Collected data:
>> start

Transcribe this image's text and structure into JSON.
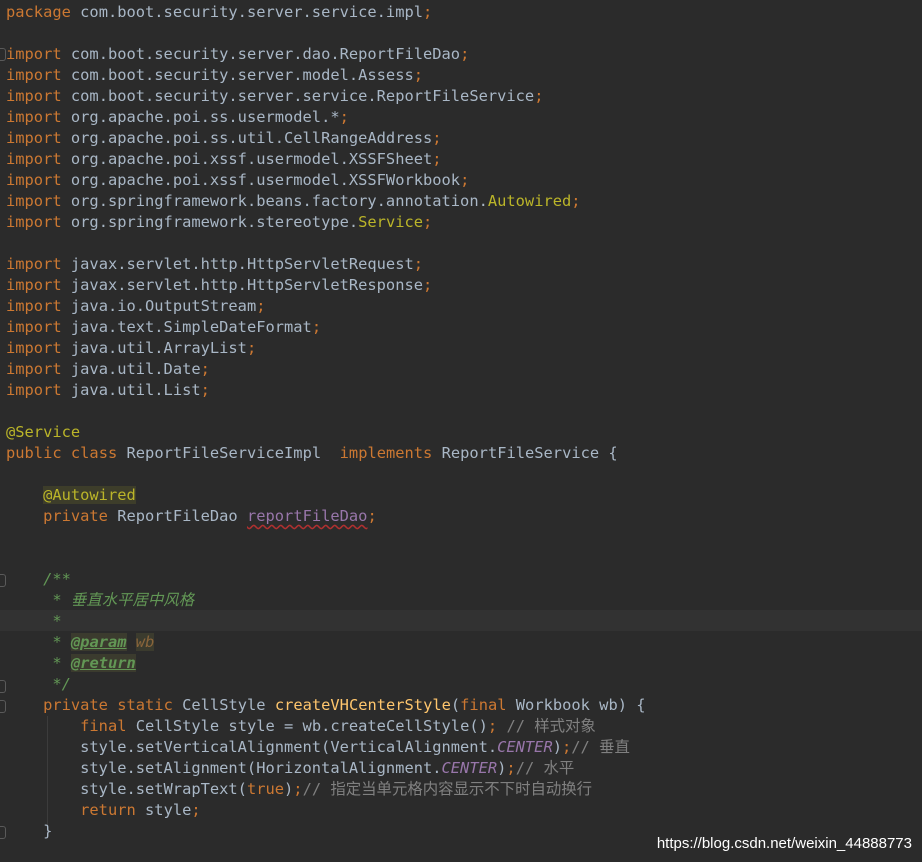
{
  "code": {
    "package_kw": "package",
    "package_name": "com.boot.security.server.service.impl",
    "semi": ";",
    "import_kw": "import",
    "imports_a": [
      {
        "path": "com.boot.security.server.dao.ReportFileDao",
        "tail": ""
      },
      {
        "path": "com.boot.security.server.model.Assess",
        "tail": ""
      },
      {
        "path": "com.boot.security.server.service.ReportFileService",
        "tail": ""
      },
      {
        "path": "org.apache.poi.ss.usermodel.*",
        "tail": ""
      },
      {
        "path": "org.apache.poi.ss.util.CellRangeAddress",
        "tail": ""
      },
      {
        "path": "org.apache.poi.xssf.usermodel.XSSFSheet",
        "tail": ""
      },
      {
        "path": "org.apache.poi.xssf.usermodel.XSSFWorkbook",
        "tail": ""
      },
      {
        "path": "org.springframework.beans.factory.annotation.",
        "tail": "Autowired"
      },
      {
        "path": "org.springframework.stereotype.",
        "tail": "Service"
      }
    ],
    "imports_b": [
      "javax.servlet.http.HttpServletRequest",
      "javax.servlet.http.HttpServletResponse",
      "java.io.OutputStream",
      "java.text.SimpleDateFormat",
      "java.util.ArrayList",
      "java.util.Date",
      "java.util.List"
    ],
    "service_annotation": "@Service",
    "public_kw": "public",
    "class_kw": "class",
    "class_name": "ReportFileServiceImpl",
    "implements_kw": "implements",
    "interface_name": "ReportFileService",
    "open_brace": "{",
    "autowired_annotation": "@Autowired",
    "private_kw": "private",
    "field_type": "ReportFileDao",
    "field_name": "reportFileDao",
    "javadoc_open": "/**",
    "javadoc_star": "*",
    "javadoc_desc": "垂直水平居中风格",
    "javadoc_param_tag": "@param",
    "javadoc_param_name": "wb",
    "javadoc_return_tag": "@return",
    "javadoc_close": "*/",
    "static_kw": "static",
    "return_type": "CellStyle",
    "method_name": "createVHCenterStyle",
    "final_kw": "final",
    "param_sig": "Workbook wb) {",
    "stmt1_code": "CellStyle style = wb.createCellStyle()",
    "stmt1_comment": "// 样式对象",
    "stmt2_code": "style.setVerticalAlignment(VerticalAlignment.",
    "stmt3_code": "style.setAlignment(HorizontalAlignment.",
    "center_const": "CENTER",
    "close_paren": ")",
    "stmt2_comment": "// 垂直",
    "stmt3_comment": "// 水平",
    "stmt4_code": "style.setWrapText(",
    "true_kw": "true",
    "stmt4_comment": "// 指定当单元格内容显示不下时自动换行",
    "return_kw": "return",
    "return_expr": "style",
    "close_brace": "}"
  },
  "watermark": "https://blog.csdn.net/weixin_44888773"
}
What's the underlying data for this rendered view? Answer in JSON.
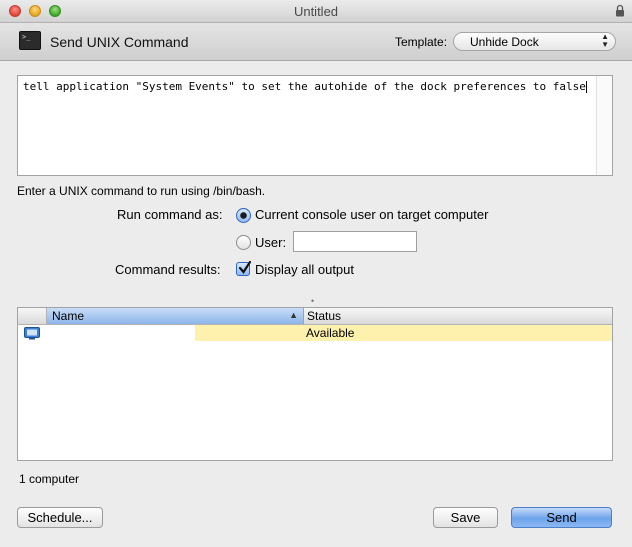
{
  "window": {
    "title": "Untitled"
  },
  "header": {
    "title": "Send UNIX Command",
    "template_label": "Template:",
    "template_value": "Unhide Dock"
  },
  "editor": {
    "command": "tell application \"System Events\" to set the autohide of the dock preferences to false"
  },
  "hint": "Enter a UNIX command to run using /bin/bash.",
  "run_as": {
    "label": "Run command as:",
    "option_console": "Current console user on target computer",
    "option_user": "User:",
    "user_value": "",
    "selected": "console"
  },
  "results": {
    "label": "Command results:",
    "checkbox_label": "Display all output",
    "checked": true
  },
  "list": {
    "columns": {
      "name": "Name",
      "status": "Status"
    },
    "rows": [
      {
        "name": "",
        "status": "Available"
      }
    ],
    "count_text": "1 computer"
  },
  "buttons": {
    "schedule": "Schedule...",
    "save": "Save",
    "send": "Send"
  },
  "colors": {
    "selection": "#8db5ea",
    "row_highlight": "#fdf1ad",
    "default_button": "#6ea3ec"
  }
}
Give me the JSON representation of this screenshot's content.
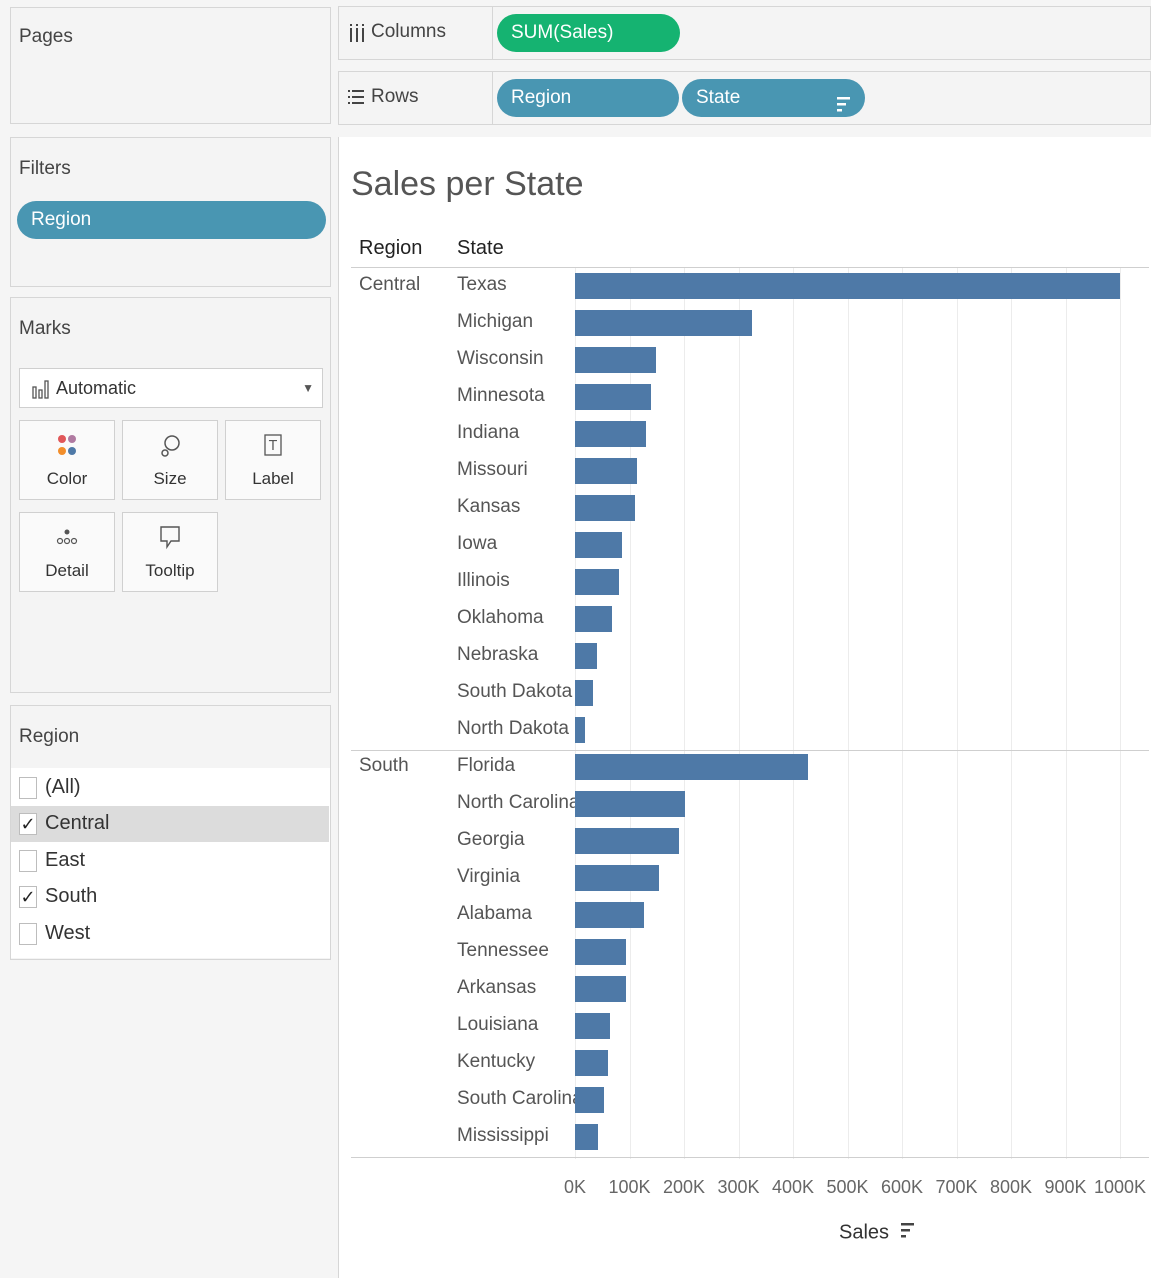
{
  "pages_panel": {
    "title": "Pages"
  },
  "filters_panel": {
    "title": "Filters",
    "pill": "Region"
  },
  "marks_panel": {
    "title": "Marks",
    "mark_type": "Automatic",
    "buttons": [
      {
        "label": "Color",
        "icon": "color-icon"
      },
      {
        "label": "Size",
        "icon": "size-icon"
      },
      {
        "label": "Label",
        "icon": "label-icon"
      },
      {
        "label": "Detail",
        "icon": "detail-icon"
      },
      {
        "label": "Tooltip",
        "icon": "tooltip-icon"
      }
    ]
  },
  "region_filter": {
    "title": "Region",
    "items": [
      {
        "label": "(All)",
        "checked": false
      },
      {
        "label": "Central",
        "checked": true
      },
      {
        "label": "East",
        "checked": false
      },
      {
        "label": "South",
        "checked": true
      },
      {
        "label": "West",
        "checked": false
      }
    ]
  },
  "shelves": {
    "columns": {
      "label": "Columns",
      "pills": [
        "SUM(Sales)"
      ]
    },
    "rows": {
      "label": "Rows",
      "pills": [
        "Region",
        "State"
      ]
    }
  },
  "colors": {
    "bar": "#4e79a7",
    "pill_blue": "#4996b2",
    "pill_green": "#15b371"
  },
  "chart_data": {
    "type": "bar",
    "title": "Sales per State",
    "row_headers": [
      "Region",
      "State"
    ],
    "xlabel": "Sales",
    "xlim": [
      0,
      1000000
    ],
    "x_ticks": [
      "0K",
      "100K",
      "200K",
      "300K",
      "400K",
      "500K",
      "600K",
      "700K",
      "800K",
      "900K",
      "1000K"
    ],
    "groups": [
      {
        "region": "Central",
        "states": [
          "Texas",
          "Michigan",
          "Wisconsin",
          "Minnesota",
          "Indiana",
          "Missouri",
          "Kansas",
          "Iowa",
          "Illinois",
          "Oklahoma",
          "Nebraska",
          "South Dakota",
          "North Dakota"
        ],
        "values": [
          1000000,
          325000,
          148000,
          140000,
          131000,
          113000,
          110000,
          87000,
          81000,
          68000,
          41000,
          33000,
          18000
        ]
      },
      {
        "region": "South",
        "states": [
          "Florida",
          "North Carolina",
          "Georgia",
          "Virginia",
          "Alabama",
          "Tennessee",
          "Arkansas",
          "Louisiana",
          "Kentucky",
          "South Carolina",
          "Mississippi"
        ],
        "values": [
          427000,
          201000,
          190000,
          155000,
          126000,
          94000,
          94000,
          65000,
          60000,
          54000,
          43000
        ]
      }
    ]
  }
}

>> end

TO BE DONE — Quote the material word for word, dropping any images it holds.

WRITTEN RESPONSE —
Transcribe this image's text and structure into JSON.
{
  "code": {
    "package_kw": "package",
    "package_name": "com.boot.security.server.service.impl",
    "semi": ";",
    "import_kw": "import",
    "imports_a": [
      {
        "path": "com.boot.security.server.dao.ReportFileDao",
        "tail": ""
      },
      {
        "path": "com.boot.security.server.model.Assess",
        "tail": ""
      },
      {
        "path": "com.boot.security.server.service.ReportFileService",
        "tail": ""
      },
      {
        "path": "org.apache.poi.ss.usermodel.*",
        "tail": ""
      },
      {
        "path": "org.apache.poi.ss.util.CellRangeAddress",
        "tail": ""
      },
      {
        "path": "org.apache.poi.xssf.usermodel.XSSFSheet",
        "tail": ""
      },
      {
        "path": "org.apache.poi.xssf.usermodel.XSSFWorkbook",
        "tail": ""
      },
      {
        "path": "org.springframework.beans.factory.annotation.",
        "tail": "Autowired"
      },
      {
        "path": "org.springframework.stereotype.",
        "tail": "Service"
      }
    ],
    "imports_b": [
      "javax.servlet.http.HttpServletRequest",
      "javax.servlet.http.HttpServletResponse",
      "java.io.OutputStream",
      "java.text.SimpleDateFormat",
      "java.util.ArrayList",
      "java.util.Date",
      "java.util.List"
    ],
    "service_annotation": "@Service",
    "public_kw": "public",
    "class_kw": "class",
    "class_name": "ReportFileServiceImpl",
    "implements_kw": "implements",
    "interface_name": "ReportFileService",
    "open_brace": "{",
    "autowired_annotation": "@Autowired",
    "private_kw": "private",
    "field_type": "ReportFileDao",
    "field_name": "reportFileDao",
    "javadoc_open": "/**",
    "javadoc_star": "*",
    "javadoc_desc": "垂直水平居中风格",
    "javadoc_param_tag": "@param",
    "javadoc_param_name": "wb",
    "javadoc_return_tag": "@return",
    "javadoc_close": "*/",
    "static_kw": "static",
    "return_type": "CellStyle",
    "method_name": "createVHCenterStyle",
    "final_kw": "final",
    "param_sig": "Workbook wb) {",
    "stmt1_code": "CellStyle style = wb.createCellStyle()",
    "stmt1_comment": "// 样式对象",
    "stmt2_code": "style.setVerticalAlignment(VerticalAlignment.",
    "stmt3_code": "style.setAlignment(HorizontalAlignment.",
    "center_const": "CENTER",
    "close_paren": ")",
    "stmt2_comment": "// 垂直",
    "stmt3_comment": "// 水平",
    "stmt4_code": "style.setWrapText(",
    "true_kw": "true",
    "stmt4_comment": "// 指定当单元格内容显示不下时自动换行",
    "return_kw": "return",
    "return_expr": "style",
    "close_brace": "}"
  },
  "watermark": "https://blog.csdn.net/weixin_44888773"
}
What's the underlying data for this rendered view? Answer in JSON.
{
  "window": {
    "title": "Untitled"
  },
  "header": {
    "title": "Send UNIX Command",
    "template_label": "Template:",
    "template_value": "Unhide Dock"
  },
  "editor": {
    "command": "tell application \"System Events\" to set the autohide of the dock preferences to false"
  },
  "hint": "Enter a UNIX command to run using /bin/bash.",
  "run_as": {
    "label": "Run command as:",
    "option_console": "Current console user on target computer",
    "option_user": "User:",
    "user_value": "",
    "selected": "console"
  },
  "results": {
    "label": "Command results:",
    "checkbox_label": "Display all output",
    "checked": true
  },
  "list": {
    "columns": {
      "name": "Name",
      "status": "Status"
    },
    "rows": [
      {
        "name": "",
        "status": "Available"
      }
    ],
    "count_text": "1 computer"
  },
  "buttons": {
    "schedule": "Schedule...",
    "save": "Save",
    "send": "Send"
  },
  "colors": {
    "selection": "#8db5ea",
    "row_highlight": "#fdf1ad",
    "default_button": "#6ea3ec"
  }
}
Give me the JSON representation of this screenshot's content.
{
  "pages_panel": {
    "title": "Pages"
  },
  "filters_panel": {
    "title": "Filters",
    "pill": "Region"
  },
  "marks_panel": {
    "title": "Marks",
    "mark_type": "Automatic",
    "buttons": [
      {
        "label": "Color",
        "icon": "color-icon"
      },
      {
        "label": "Size",
        "icon": "size-icon"
      },
      {
        "label": "Label",
        "icon": "label-icon"
      },
      {
        "label": "Detail",
        "icon": "detail-icon"
      },
      {
        "label": "Tooltip",
        "icon": "tooltip-icon"
      }
    ]
  },
  "region_filter": {
    "title": "Region",
    "items": [
      {
        "label": "(All)",
        "checked": false
      },
      {
        "label": "Central",
        "checked": true
      },
      {
        "label": "East",
        "checked": false
      },
      {
        "label": "South",
        "checked": true
      },
      {
        "label": "West",
        "checked": false
      }
    ]
  },
  "shelves": {
    "columns": {
      "label": "Columns",
      "pills": [
        "SUM(Sales)"
      ]
    },
    "rows": {
      "label": "Rows",
      "pills": [
        "Region",
        "State"
      ]
    }
  },
  "colors": {
    "bar": "#4e79a7",
    "pill_blue": "#4996b2",
    "pill_green": "#15b371"
  },
  "chart_data": {
    "type": "bar",
    "title": "Sales per State",
    "row_headers": [
      "Region",
      "State"
    ],
    "xlabel": "Sales",
    "xlim": [
      0,
      1000000
    ],
    "x_ticks": [
      "0K",
      "100K",
      "200K",
      "300K",
      "400K",
      "500K",
      "600K",
      "700K",
      "800K",
      "900K",
      "1000K"
    ],
    "groups": [
      {
        "region": "Central",
        "states": [
          "Texas",
          "Michigan",
          "Wisconsin",
          "Minnesota",
          "Indiana",
          "Missouri",
          "Kansas",
          "Iowa",
          "Illinois",
          "Oklahoma",
          "Nebraska",
          "South Dakota",
          "North Dakota"
        ],
        "values": [
          1000000,
          325000,
          148000,
          140000,
          131000,
          113000,
          110000,
          87000,
          81000,
          68000,
          41000,
          33000,
          18000
        ]
      },
      {
        "region": "South",
        "states": [
          "Florida",
          "North Carolina",
          "Georgia",
          "Virginia",
          "Alabama",
          "Tennessee",
          "Arkansas",
          "Louisiana",
          "Kentucky",
          "South Carolina",
          "Mississippi"
        ],
        "values": [
          427000,
          201000,
          190000,
          155000,
          126000,
          94000,
          94000,
          65000,
          60000,
          54000,
          43000
        ]
      }
    ]
  }
}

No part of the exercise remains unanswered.